* Exercise requirements: Each line below should be retyped exactly, with no pictures.

* Task material:
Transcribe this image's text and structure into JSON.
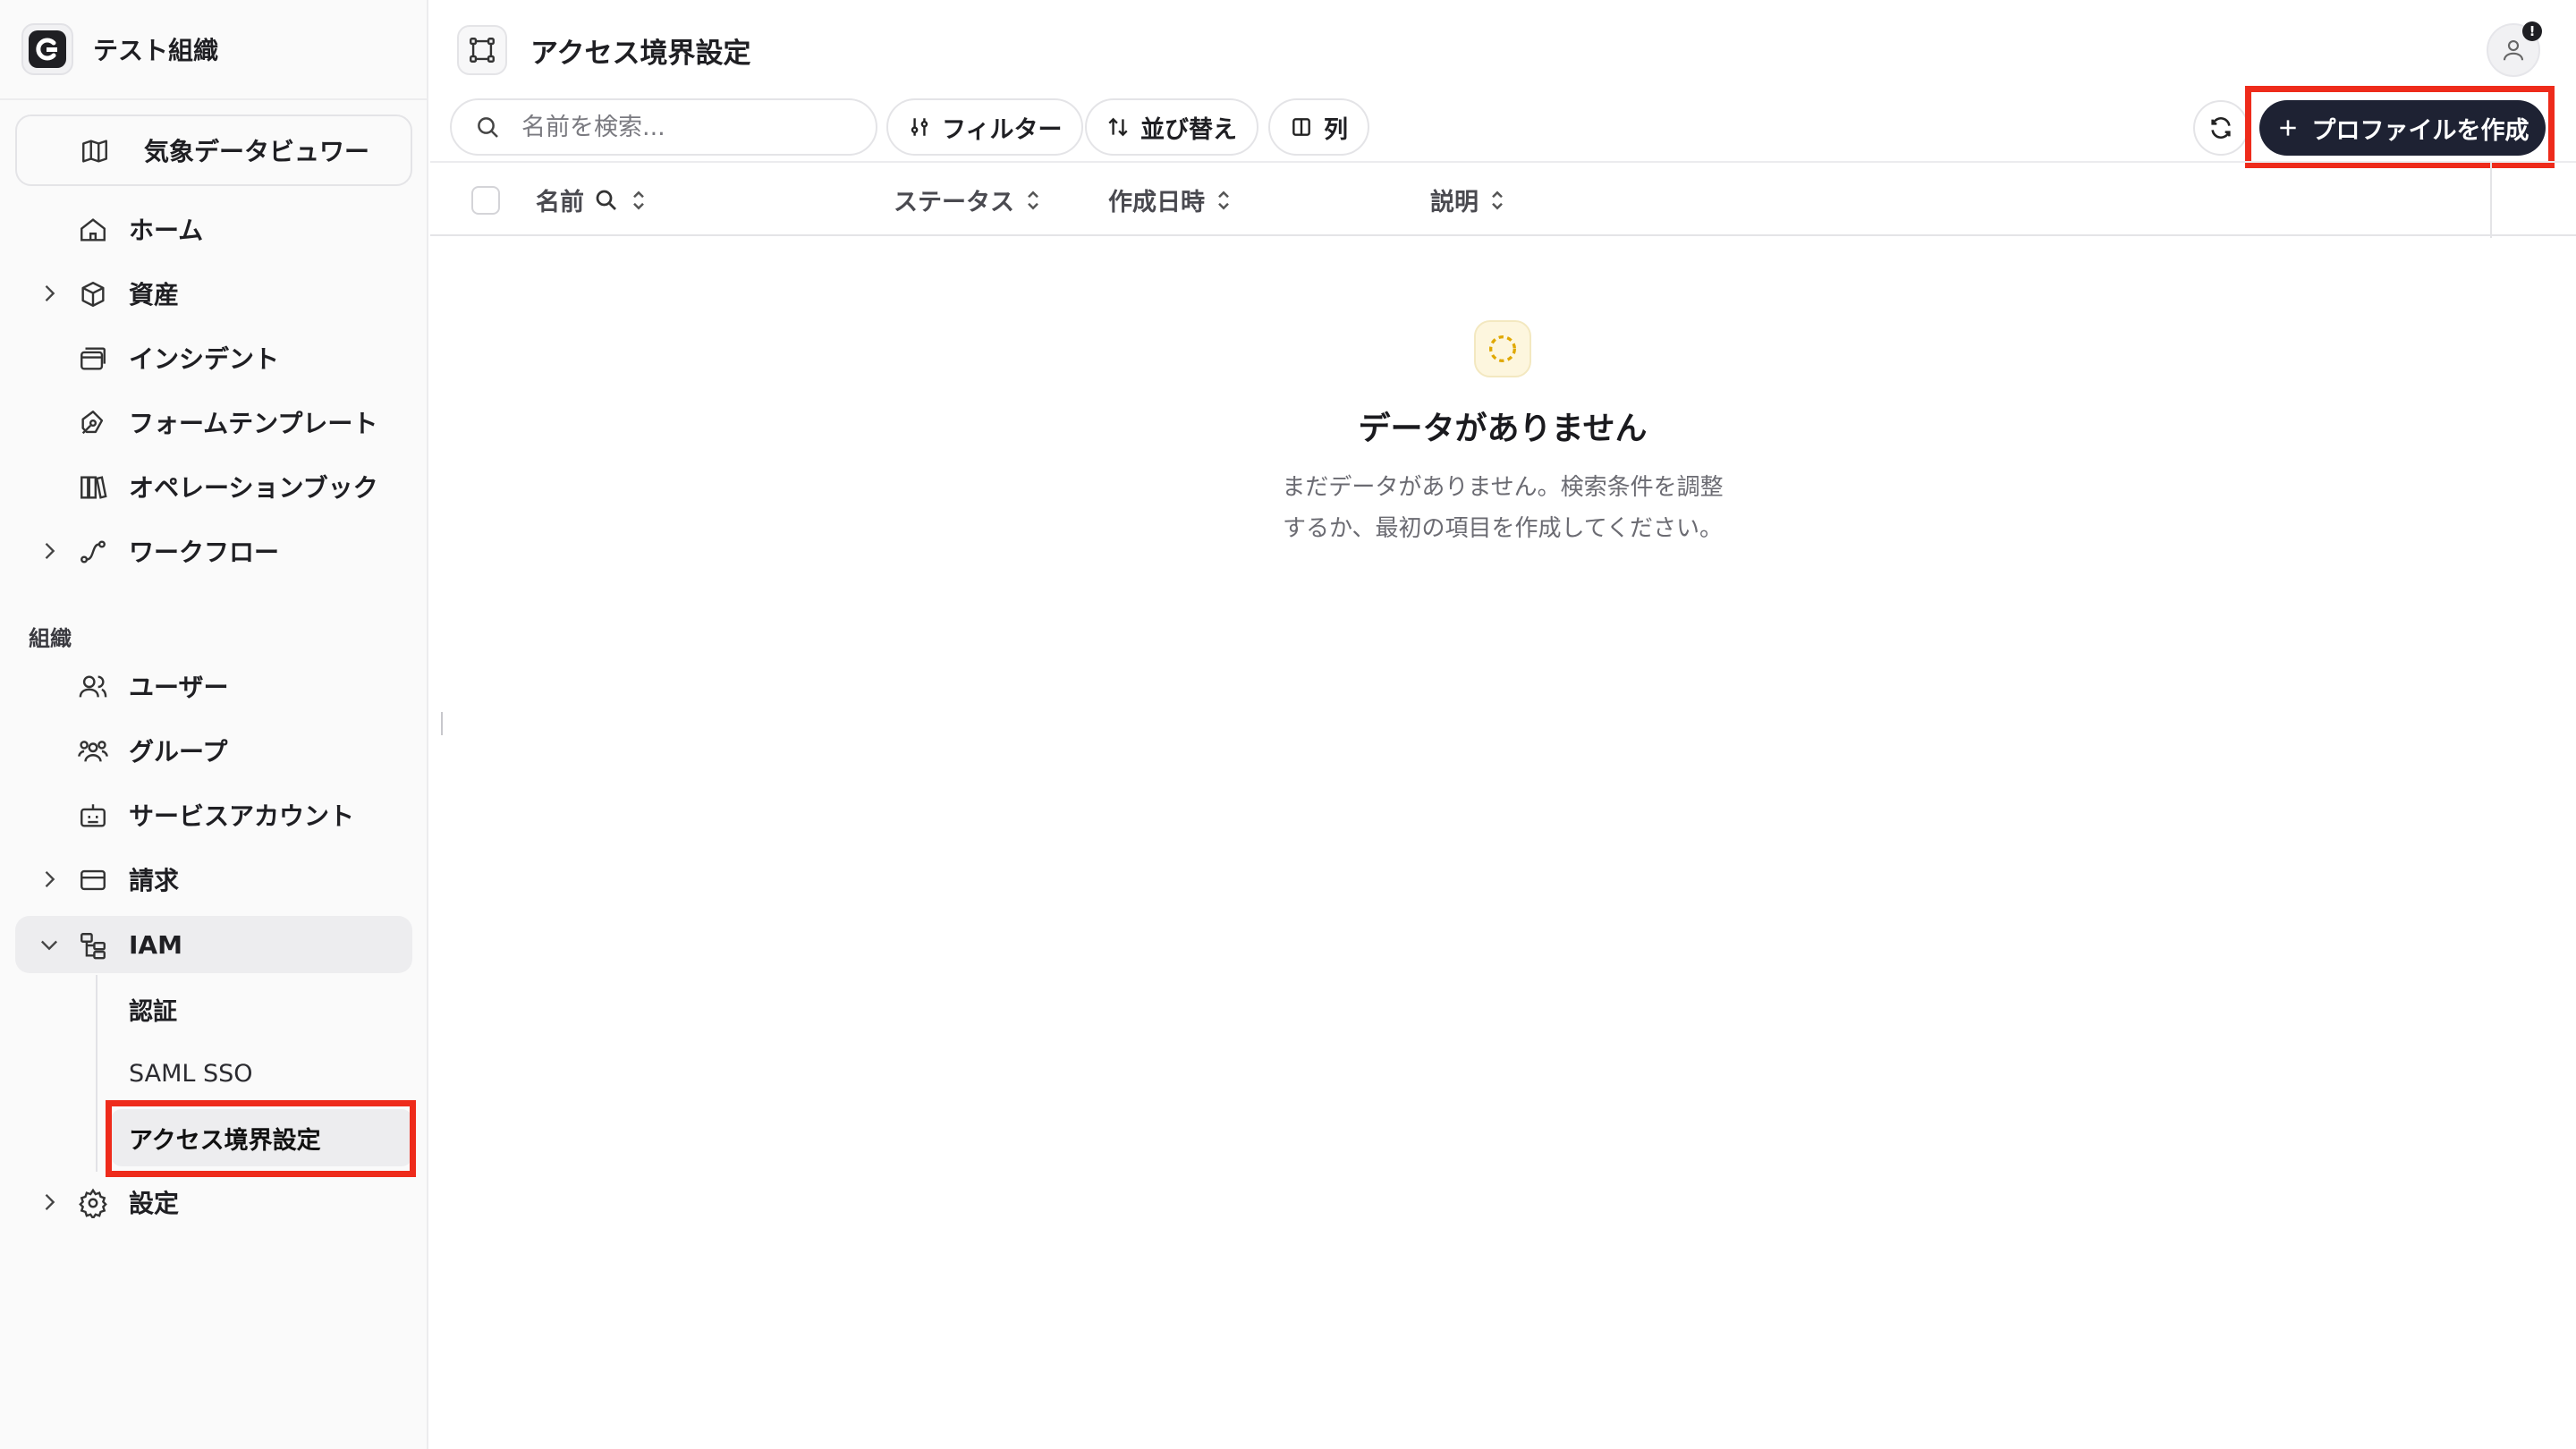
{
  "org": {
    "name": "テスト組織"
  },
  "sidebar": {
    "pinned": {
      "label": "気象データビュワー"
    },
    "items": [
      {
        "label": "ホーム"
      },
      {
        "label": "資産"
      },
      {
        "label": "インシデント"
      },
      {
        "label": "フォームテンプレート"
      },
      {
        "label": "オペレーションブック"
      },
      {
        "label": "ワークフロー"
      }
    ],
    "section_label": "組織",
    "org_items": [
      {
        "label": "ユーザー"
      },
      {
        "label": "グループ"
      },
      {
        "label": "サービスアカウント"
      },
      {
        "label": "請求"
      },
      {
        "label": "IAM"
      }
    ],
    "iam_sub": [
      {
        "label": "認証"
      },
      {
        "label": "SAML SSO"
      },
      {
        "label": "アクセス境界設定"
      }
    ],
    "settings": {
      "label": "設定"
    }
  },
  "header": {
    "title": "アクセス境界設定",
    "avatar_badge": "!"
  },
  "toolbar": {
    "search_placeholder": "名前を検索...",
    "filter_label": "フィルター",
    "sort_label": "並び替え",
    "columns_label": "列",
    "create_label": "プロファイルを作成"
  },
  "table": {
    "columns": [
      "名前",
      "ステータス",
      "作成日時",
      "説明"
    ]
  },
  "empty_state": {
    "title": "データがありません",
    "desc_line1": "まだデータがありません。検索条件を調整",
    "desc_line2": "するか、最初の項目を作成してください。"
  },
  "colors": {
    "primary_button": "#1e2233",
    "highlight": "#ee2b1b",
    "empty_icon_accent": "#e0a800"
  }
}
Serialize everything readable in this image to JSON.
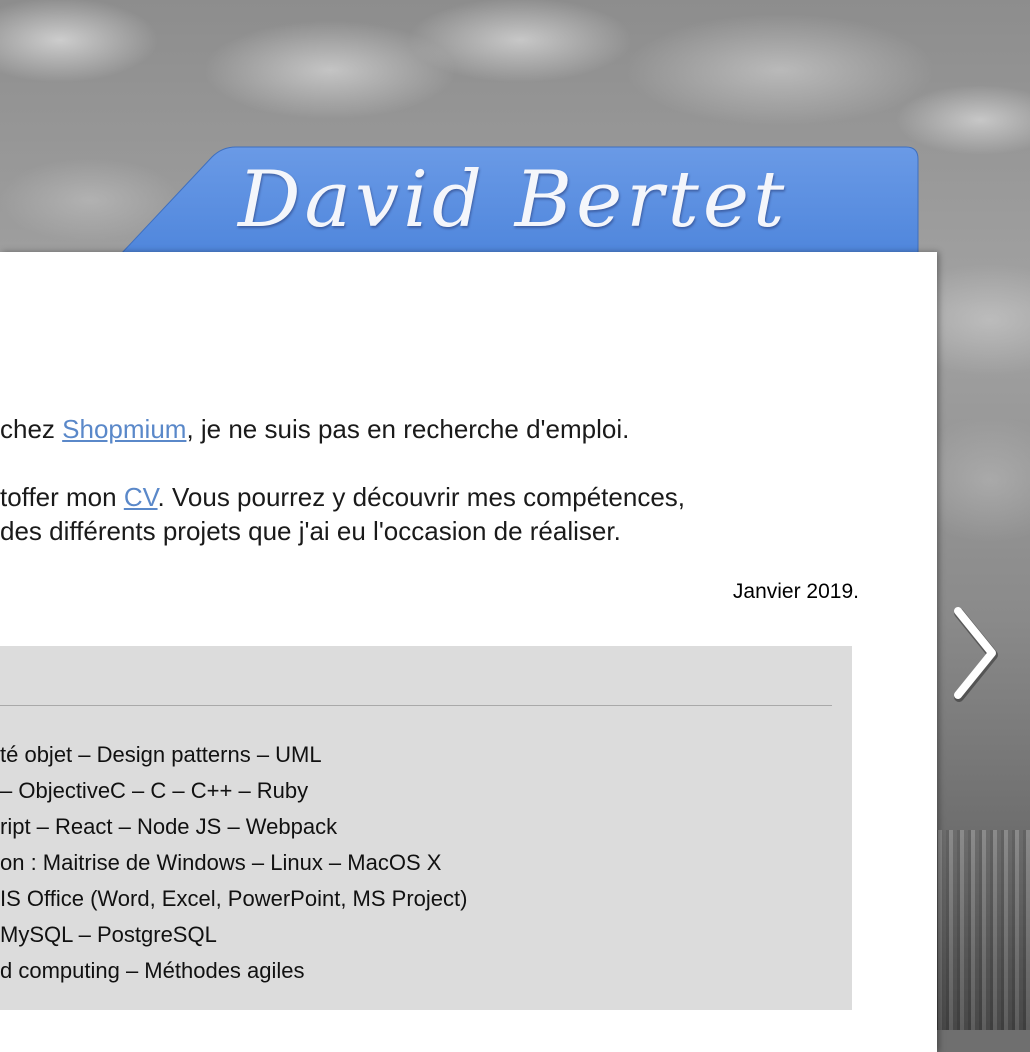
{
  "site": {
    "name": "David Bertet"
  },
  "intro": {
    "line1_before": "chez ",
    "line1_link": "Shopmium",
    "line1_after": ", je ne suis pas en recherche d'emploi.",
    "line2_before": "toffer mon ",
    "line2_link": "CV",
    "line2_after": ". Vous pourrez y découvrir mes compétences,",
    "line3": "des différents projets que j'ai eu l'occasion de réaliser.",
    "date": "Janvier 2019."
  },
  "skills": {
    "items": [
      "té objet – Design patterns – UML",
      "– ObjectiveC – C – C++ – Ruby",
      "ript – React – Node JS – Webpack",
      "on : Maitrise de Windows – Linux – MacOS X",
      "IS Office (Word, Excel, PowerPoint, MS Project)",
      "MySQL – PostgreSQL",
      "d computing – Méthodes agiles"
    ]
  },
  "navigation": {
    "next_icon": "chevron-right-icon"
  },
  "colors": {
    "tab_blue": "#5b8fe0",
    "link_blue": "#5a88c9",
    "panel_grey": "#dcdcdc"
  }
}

* Task solution:
Transcribe this image's text and structure into JSON.
{
  "org": {
    "name": "テスト組織"
  },
  "sidebar": {
    "pinned": {
      "label": "気象データビュワー"
    },
    "items": [
      {
        "label": "ホーム"
      },
      {
        "label": "資産"
      },
      {
        "label": "インシデント"
      },
      {
        "label": "フォームテンプレート"
      },
      {
        "label": "オペレーションブック"
      },
      {
        "label": "ワークフロー"
      }
    ],
    "section_label": "組織",
    "org_items": [
      {
        "label": "ユーザー"
      },
      {
        "label": "グループ"
      },
      {
        "label": "サービスアカウント"
      },
      {
        "label": "請求"
      },
      {
        "label": "IAM"
      }
    ],
    "iam_sub": [
      {
        "label": "認証"
      },
      {
        "label": "SAML SSO"
      },
      {
        "label": "アクセス境界設定"
      }
    ],
    "settings": {
      "label": "設定"
    }
  },
  "header": {
    "title": "アクセス境界設定",
    "avatar_badge": "!"
  },
  "toolbar": {
    "search_placeholder": "名前を検索...",
    "filter_label": "フィルター",
    "sort_label": "並び替え",
    "columns_label": "列",
    "create_label": "プロファイルを作成"
  },
  "table": {
    "columns": [
      "名前",
      "ステータス",
      "作成日時",
      "説明"
    ]
  },
  "empty_state": {
    "title": "データがありません",
    "desc_line1": "まだデータがありません。検索条件を調整",
    "desc_line2": "するか、最初の項目を作成してください。"
  },
  "colors": {
    "primary_button": "#1e2233",
    "highlight": "#ee2b1b",
    "empty_icon_accent": "#e0a800"
  }
}
Serialize everything readable in this image to JSON.
{
  "site": {
    "name": "David Bertet"
  },
  "intro": {
    "line1_before": "chez ",
    "line1_link": "Shopmium",
    "line1_after": ", je ne suis pas en recherche d'emploi.",
    "line2_before": "toffer mon ",
    "line2_link": "CV",
    "line2_after": ". Vous pourrez y découvrir mes compétences,",
    "line3": "des différents projets que j'ai eu l'occasion de réaliser.",
    "date": "Janvier 2019."
  },
  "skills": {
    "items": [
      "té objet – Design patterns – UML",
      "– ObjectiveC – C – C++ – Ruby",
      "ript – React – Node JS – Webpack",
      "on : Maitrise de Windows – Linux – MacOS X",
      "IS Office (Word, Excel, PowerPoint, MS Project)",
      "MySQL – PostgreSQL",
      "d computing – Méthodes agiles"
    ]
  },
  "navigation": {
    "next_icon": "chevron-right-icon"
  },
  "colors": {
    "tab_blue": "#5b8fe0",
    "link_blue": "#5a88c9",
    "panel_grey": "#dcdcdc"
  }
}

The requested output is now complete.